▶ Entries for layout elements
-- begin --
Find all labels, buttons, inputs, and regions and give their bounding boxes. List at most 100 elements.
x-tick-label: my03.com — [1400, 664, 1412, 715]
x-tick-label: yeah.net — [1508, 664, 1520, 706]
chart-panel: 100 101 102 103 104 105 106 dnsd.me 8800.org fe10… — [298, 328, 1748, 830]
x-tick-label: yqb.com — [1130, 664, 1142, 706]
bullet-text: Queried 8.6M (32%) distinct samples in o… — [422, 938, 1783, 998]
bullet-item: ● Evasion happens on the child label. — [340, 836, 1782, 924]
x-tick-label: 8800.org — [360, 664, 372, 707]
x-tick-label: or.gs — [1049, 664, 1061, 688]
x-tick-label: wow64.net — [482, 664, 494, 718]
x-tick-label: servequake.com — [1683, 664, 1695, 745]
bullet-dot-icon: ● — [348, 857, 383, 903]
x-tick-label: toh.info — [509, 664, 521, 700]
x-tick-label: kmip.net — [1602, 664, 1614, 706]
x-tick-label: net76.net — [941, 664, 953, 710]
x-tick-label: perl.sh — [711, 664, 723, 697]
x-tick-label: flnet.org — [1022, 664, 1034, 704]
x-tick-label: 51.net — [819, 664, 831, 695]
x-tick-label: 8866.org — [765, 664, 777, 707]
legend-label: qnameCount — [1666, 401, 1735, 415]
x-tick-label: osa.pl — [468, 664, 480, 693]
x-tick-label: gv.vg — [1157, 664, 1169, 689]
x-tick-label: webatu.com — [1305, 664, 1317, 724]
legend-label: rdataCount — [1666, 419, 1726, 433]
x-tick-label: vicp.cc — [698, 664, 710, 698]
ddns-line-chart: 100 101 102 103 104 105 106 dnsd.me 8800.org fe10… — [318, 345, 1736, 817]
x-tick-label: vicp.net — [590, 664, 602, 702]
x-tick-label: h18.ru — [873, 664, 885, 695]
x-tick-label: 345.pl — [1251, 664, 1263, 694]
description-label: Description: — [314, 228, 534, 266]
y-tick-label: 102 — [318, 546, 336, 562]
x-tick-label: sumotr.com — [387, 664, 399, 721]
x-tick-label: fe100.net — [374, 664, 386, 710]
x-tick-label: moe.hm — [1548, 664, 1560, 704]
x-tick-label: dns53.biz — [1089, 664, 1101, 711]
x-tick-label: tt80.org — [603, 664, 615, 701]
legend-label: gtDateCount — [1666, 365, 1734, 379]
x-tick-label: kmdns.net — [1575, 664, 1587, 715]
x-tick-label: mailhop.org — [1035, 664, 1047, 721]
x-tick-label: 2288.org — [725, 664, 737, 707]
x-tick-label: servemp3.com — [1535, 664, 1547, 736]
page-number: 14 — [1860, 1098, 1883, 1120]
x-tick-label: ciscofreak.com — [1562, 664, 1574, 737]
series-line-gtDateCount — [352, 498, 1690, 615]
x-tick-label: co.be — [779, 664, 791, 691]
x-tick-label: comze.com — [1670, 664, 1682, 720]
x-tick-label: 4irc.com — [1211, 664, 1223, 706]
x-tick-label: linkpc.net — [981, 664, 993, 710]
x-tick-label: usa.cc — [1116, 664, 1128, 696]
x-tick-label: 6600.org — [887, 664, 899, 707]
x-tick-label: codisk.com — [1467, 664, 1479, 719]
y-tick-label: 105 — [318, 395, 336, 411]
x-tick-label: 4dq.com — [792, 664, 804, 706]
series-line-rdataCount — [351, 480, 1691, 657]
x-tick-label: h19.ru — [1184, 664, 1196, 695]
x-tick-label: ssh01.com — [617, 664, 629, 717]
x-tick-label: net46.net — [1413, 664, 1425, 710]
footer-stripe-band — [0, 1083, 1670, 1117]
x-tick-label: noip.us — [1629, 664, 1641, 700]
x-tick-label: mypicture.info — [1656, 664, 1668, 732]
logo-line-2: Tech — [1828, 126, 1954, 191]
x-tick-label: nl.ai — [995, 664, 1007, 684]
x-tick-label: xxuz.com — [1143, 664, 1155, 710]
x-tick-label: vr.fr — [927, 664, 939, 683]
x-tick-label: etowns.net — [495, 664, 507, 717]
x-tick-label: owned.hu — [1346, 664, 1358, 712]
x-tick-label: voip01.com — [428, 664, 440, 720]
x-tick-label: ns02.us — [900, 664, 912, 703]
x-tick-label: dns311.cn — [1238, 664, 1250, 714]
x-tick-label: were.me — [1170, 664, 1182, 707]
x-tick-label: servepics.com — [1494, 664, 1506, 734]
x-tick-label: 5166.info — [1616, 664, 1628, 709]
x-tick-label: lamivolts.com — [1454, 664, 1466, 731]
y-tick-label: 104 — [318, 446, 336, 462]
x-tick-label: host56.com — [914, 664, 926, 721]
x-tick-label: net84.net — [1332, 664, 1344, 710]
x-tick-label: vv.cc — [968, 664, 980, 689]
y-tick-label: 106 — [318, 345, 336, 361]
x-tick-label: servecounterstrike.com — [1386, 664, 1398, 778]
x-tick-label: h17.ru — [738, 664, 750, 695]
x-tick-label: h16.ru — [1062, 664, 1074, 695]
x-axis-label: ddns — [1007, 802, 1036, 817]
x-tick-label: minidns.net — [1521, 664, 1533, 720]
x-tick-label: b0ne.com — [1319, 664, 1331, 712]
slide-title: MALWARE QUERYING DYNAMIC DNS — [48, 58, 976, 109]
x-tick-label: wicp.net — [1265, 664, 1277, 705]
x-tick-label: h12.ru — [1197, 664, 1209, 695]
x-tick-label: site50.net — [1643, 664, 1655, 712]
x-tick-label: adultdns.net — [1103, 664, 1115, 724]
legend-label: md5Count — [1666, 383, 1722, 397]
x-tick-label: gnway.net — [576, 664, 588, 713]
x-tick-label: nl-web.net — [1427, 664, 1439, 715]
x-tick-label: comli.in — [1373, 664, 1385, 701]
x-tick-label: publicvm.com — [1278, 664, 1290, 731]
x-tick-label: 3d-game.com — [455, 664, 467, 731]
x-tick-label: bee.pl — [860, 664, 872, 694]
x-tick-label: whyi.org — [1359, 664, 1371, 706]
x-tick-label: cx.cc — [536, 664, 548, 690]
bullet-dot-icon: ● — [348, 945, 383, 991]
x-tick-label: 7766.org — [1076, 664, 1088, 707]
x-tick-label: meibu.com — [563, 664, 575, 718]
-- end --
▶ WHAT THIS TASK INVOLVES
Tally the lines of the items above that contain the string "ddns". Reply with the number alone.

▶ SOLVED PROBLEM
2